**GOAL**
Word for word, set down the records and skip each picture.

**INPUT ROWS**
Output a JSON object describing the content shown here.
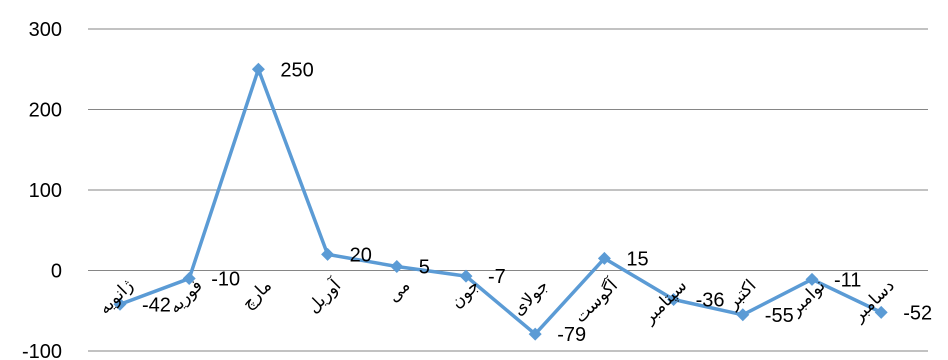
{
  "chart_data": {
    "type": "line",
    "categories": [
      "ژانویه",
      "فوریه",
      "مارچ",
      "آوریل",
      "می",
      "جون",
      "جولای",
      "آگوست",
      "سپتامبر",
      "اکتبر",
      "نوامبر",
      "دسامبر"
    ],
    "series": [
      {
        "values": [
          -42,
          -10,
          250,
          20,
          5,
          -7,
          -79,
          15,
          -36,
          -55,
          -11,
          -52
        ],
        "data_labels": [
          "-42",
          "-10",
          "250",
          "20",
          "5",
          "-7",
          "-79",
          "15",
          "-36",
          "-55",
          "-11",
          "-52"
        ],
        "color": "#5b9bd5",
        "marker": "diamond"
      }
    ],
    "yaxis": {
      "min": -100,
      "max": 300,
      "ticks": [
        -100,
        0,
        100,
        200,
        300
      ],
      "tick_labels": [
        "-100",
        "0",
        "100",
        "200",
        "300"
      ]
    },
    "grid": true,
    "gridline_color": "#868686",
    "legend": "none"
  }
}
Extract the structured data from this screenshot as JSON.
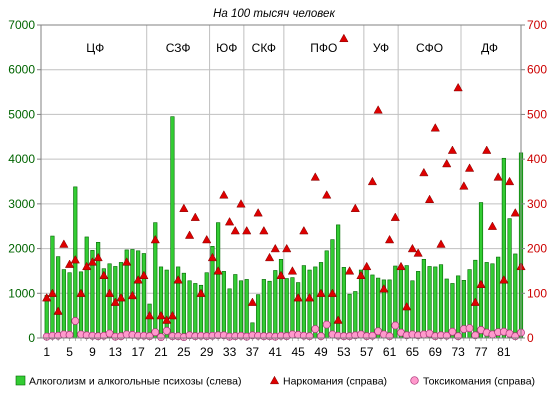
{
  "chart_data": {
    "type": "bar",
    "title": "На 100 тысяч человек",
    "x_tick_labels": [
      "1",
      "5",
      "9",
      "13",
      "17",
      "21",
      "25",
      "29",
      "33",
      "37",
      "41",
      "45",
      "49",
      "53",
      "57",
      "61",
      "65",
      "69",
      "73",
      "77",
      "81"
    ],
    "x_tick_positions": [
      1,
      5,
      9,
      13,
      17,
      21,
      25,
      29,
      33,
      37,
      41,
      45,
      49,
      53,
      57,
      61,
      65,
      69,
      73,
      77,
      81
    ],
    "x_range": [
      0,
      84
    ],
    "y_left": {
      "ylim": [
        0,
        7000
      ],
      "ticks": [
        0,
        1000,
        2000,
        3000,
        4000,
        5000,
        6000,
        7000
      ],
      "color": "#006400"
    },
    "y_right": {
      "ylim": [
        0,
        700
      ],
      "ticks": [
        0,
        100,
        200,
        300,
        400,
        500,
        600,
        700
      ],
      "color": "#cc0000"
    },
    "regions": [
      {
        "label": "ЦФ",
        "start": 0.5,
        "end": 18.5
      },
      {
        "label": "СЗФ",
        "start": 18.5,
        "end": 29.5
      },
      {
        "label": "ЮФ",
        "start": 29.5,
        "end": 35.5
      },
      {
        "label": "СКФ",
        "start": 35.5,
        "end": 42.5
      },
      {
        "label": "ПФО",
        "start": 42.5,
        "end": 56.5
      },
      {
        "label": "УФ",
        "start": 56.5,
        "end": 62.5
      },
      {
        "label": "СФО",
        "start": 62.5,
        "end": 73.5
      },
      {
        "label": "ДФ",
        "start": 73.5,
        "end": 83.5
      }
    ],
    "series": [
      {
        "name": "Алкоголизм и алкогольные психозы (слева)",
        "kind": "bar",
        "axis": "left",
        "color": "#33cc33",
        "stroke": "#006600",
        "values": [
          950,
          2280,
          1820,
          1530,
          1460,
          3380,
          1480,
          2260,
          1960,
          2140,
          1550,
          1660,
          1600,
          1690,
          1970,
          1980,
          1950,
          1890,
          760,
          2580,
          1590,
          1520,
          4950,
          1590,
          1450,
          1280,
          1220,
          1180,
          1460,
          2050,
          2580,
          1490,
          1100,
          1420,
          1280,
          1310,
          340,
          970,
          1310,
          1270,
          1510,
          1760,
          1330,
          1350,
          1240,
          1620,
          1520,
          1590,
          1690,
          1950,
          2200,
          2530,
          1580,
          980,
          1040,
          1520,
          1550,
          1410,
          1340,
          1300,
          1300,
          1610,
          1580,
          1620,
          1280,
          1490,
          1760,
          1600,
          1590,
          1640,
          1320,
          1220,
          1390,
          1290,
          1530,
          1740,
          3030,
          1690,
          1660,
          1810,
          4020,
          2670,
          1880,
          4140
        ]
      },
      {
        "name": "Наркомания (справа)",
        "kind": "scatter",
        "axis": "right",
        "marker": "triangle",
        "color": "#dd0000",
        "values": [
          90,
          100,
          60,
          210,
          165,
          175,
          100,
          160,
          170,
          180,
          140,
          100,
          80,
          90,
          170,
          95,
          130,
          140,
          50,
          220,
          50,
          40,
          50,
          130,
          290,
          230,
          270,
          100,
          220,
          180,
          150,
          320,
          260,
          240,
          300,
          240,
          80,
          280,
          240,
          180,
          200,
          140,
          200,
          150,
          90,
          240,
          90,
          360,
          100,
          320,
          100,
          40,
          670,
          150,
          290,
          140,
          160,
          350,
          510,
          110,
          220,
          270,
          160,
          70,
          200,
          190,
          370,
          310,
          470,
          210,
          390,
          420,
          560,
          340,
          380,
          80,
          120,
          420,
          250,
          360,
          130,
          350,
          280,
          160
        ]
      },
      {
        "name": "Токсикомания (справа)",
        "kind": "scatter",
        "axis": "right",
        "marker": "circle",
        "color": "#ff99cc",
        "stroke": "#aa3377",
        "values": [
          3,
          5,
          5,
          8,
          7,
          38,
          8,
          6,
          5,
          4,
          5,
          10,
          3,
          4,
          8,
          7,
          5,
          5,
          4,
          13,
          2,
          16,
          4,
          4,
          2,
          6,
          4,
          5,
          4,
          5,
          6,
          6,
          3,
          4,
          5,
          3,
          6,
          5,
          4,
          4,
          3,
          5,
          4,
          8,
          7,
          5,
          4,
          20,
          4,
          30,
          8,
          5,
          4,
          4,
          6,
          8,
          4,
          5,
          15,
          8,
          4,
          28,
          12,
          6,
          8,
          6,
          8,
          10,
          4,
          6,
          5,
          14,
          4,
          20,
          22,
          6,
          18,
          12,
          8,
          13,
          14,
          10,
          4,
          12
        ]
      }
    ],
    "legend": {
      "placement": "bottom"
    },
    "grid": true
  }
}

**OUTPUT FOR THIS TASK**
Output a JSON object describing the content shown here.
{
  "chart_data": {
    "type": "line",
    "categories": [
      "ژانویه",
      "فوریه",
      "مارچ",
      "آوریل",
      "می",
      "جون",
      "جولای",
      "آگوست",
      "سپتامبر",
      "اکتبر",
      "نوامبر",
      "دسامبر"
    ],
    "series": [
      {
        "values": [
          -42,
          -10,
          250,
          20,
          5,
          -7,
          -79,
          15,
          -36,
          -55,
          -11,
          -52
        ],
        "data_labels": [
          "-42",
          "-10",
          "250",
          "20",
          "5",
          "-7",
          "-79",
          "15",
          "-36",
          "-55",
          "-11",
          "-52"
        ],
        "color": "#5b9bd5",
        "marker": "diamond"
      }
    ],
    "yaxis": {
      "min": -100,
      "max": 300,
      "ticks": [
        -100,
        0,
        100,
        200,
        300
      ],
      "tick_labels": [
        "-100",
        "0",
        "100",
        "200",
        "300"
      ]
    },
    "grid": true,
    "gridline_color": "#868686",
    "legend": "none"
  }
}
Extract the structured data from this screenshot as JSON.
{
  "chart_data": {
    "type": "bar",
    "title": "На 100 тысяч человек",
    "x_tick_labels": [
      "1",
      "5",
      "9",
      "13",
      "17",
      "21",
      "25",
      "29",
      "33",
      "37",
      "41",
      "45",
      "49",
      "53",
      "57",
      "61",
      "65",
      "69",
      "73",
      "77",
      "81"
    ],
    "x_tick_positions": [
      1,
      5,
      9,
      13,
      17,
      21,
      25,
      29,
      33,
      37,
      41,
      45,
      49,
      53,
      57,
      61,
      65,
      69,
      73,
      77,
      81
    ],
    "x_range": [
      0,
      84
    ],
    "y_left": {
      "ylim": [
        0,
        7000
      ],
      "ticks": [
        0,
        1000,
        2000,
        3000,
        4000,
        5000,
        6000,
        7000
      ],
      "color": "#006400"
    },
    "y_right": {
      "ylim": [
        0,
        700
      ],
      "ticks": [
        0,
        100,
        200,
        300,
        400,
        500,
        600,
        700
      ],
      "color": "#cc0000"
    },
    "regions": [
      {
        "label": "ЦФ",
        "start": 0.5,
        "end": 18.5
      },
      {
        "label": "СЗФ",
        "start": 18.5,
        "end": 29.5
      },
      {
        "label": "ЮФ",
        "start": 29.5,
        "end": 35.5
      },
      {
        "label": "СКФ",
        "start": 35.5,
        "end": 42.5
      },
      {
        "label": "ПФО",
        "start": 42.5,
        "end": 56.5
      },
      {
        "label": "УФ",
        "start": 56.5,
        "end": 62.5
      },
      {
        "label": "СФО",
        "start": 62.5,
        "end": 73.5
      },
      {
        "label": "ДФ",
        "start": 73.5,
        "end": 83.5
      }
    ],
    "series": [
      {
        "name": "Алкоголизм и алкогольные психозы (слева)",
        "kind": "bar",
        "axis": "left",
        "color": "#33cc33",
        "stroke": "#006600",
        "values": [
          950,
          2280,
          1820,
          1530,
          1460,
          3380,
          1480,
          2260,
          1960,
          2140,
          1550,
          1660,
          1600,
          1690,
          1970,
          1980,
          1950,
          1890,
          760,
          2580,
          1590,
          1520,
          4950,
          1590,
          1450,
          1280,
          1220,
          1180,
          1460,
          2050,
          2580,
          1490,
          1100,
          1420,
          1280,
          1310,
          340,
          970,
          1310,
          1270,
          1510,
          1760,
          1330,
          1350,
          1240,
          1620,
          1520,
          1590,
          1690,
          1950,
          2200,
          2530,
          1580,
          980,
          1040,
          1520,
          1550,
          1410,
          1340,
          1300,
          1300,
          1610,
          1580,
          1620,
          1280,
          1490,
          1760,
          1600,
          1590,
          1640,
          1320,
          1220,
          1390,
          1290,
          1530,
          1740,
          3030,
          1690,
          1660,
          1810,
          4020,
          2670,
          1880,
          4140
        ]
      },
      {
        "name": "Наркомания (справа)",
        "kind": "scatter",
        "axis": "right",
        "marker": "triangle",
        "color": "#dd0000",
        "values": [
          90,
          100,
          60,
          210,
          165,
          175,
          100,
          160,
          170,
          180,
          140,
          100,
          80,
          90,
          170,
          95,
          130,
          140,
          50,
          220,
          50,
          40,
          50,
          130,
          290,
          230,
          270,
          100,
          220,
          180,
          150,
          320,
          260,
          240,
          300,
          240,
          80,
          280,
          240,
          180,
          200,
          140,
          200,
          150,
          90,
          240,
          90,
          360,
          100,
          320,
          100,
          40,
          670,
          150,
          290,
          140,
          160,
          350,
          510,
          110,
          220,
          270,
          160,
          70,
          200,
          190,
          370,
          310,
          470,
          210,
          390,
          420,
          560,
          340,
          380,
          80,
          120,
          420,
          250,
          360,
          130,
          350,
          280,
          160
        ]
      },
      {
        "name": "Токсикомания (справа)",
        "kind": "scatter",
        "axis": "right",
        "marker": "circle",
        "color": "#ff99cc",
        "stroke": "#aa3377",
        "values": [
          3,
          5,
          5,
          8,
          7,
          38,
          8,
          6,
          5,
          4,
          5,
          10,
          3,
          4,
          8,
          7,
          5,
          5,
          4,
          13,
          2,
          16,
          4,
          4,
          2,
          6,
          4,
          5,
          4,
          5,
          6,
          6,
          3,
          4,
          5,
          3,
          6,
          5,
          4,
          4,
          3,
          5,
          4,
          8,
          7,
          5,
          4,
          20,
          4,
          30,
          8,
          5,
          4,
          4,
          6,
          8,
          4,
          5,
          15,
          8,
          4,
          28,
          12,
          6,
          8,
          6,
          8,
          10,
          4,
          6,
          5,
          14,
          4,
          20,
          22,
          6,
          18,
          12,
          8,
          13,
          14,
          10,
          4,
          12
        ]
      }
    ],
    "legend": {
      "placement": "bottom"
    },
    "grid": true
  }
}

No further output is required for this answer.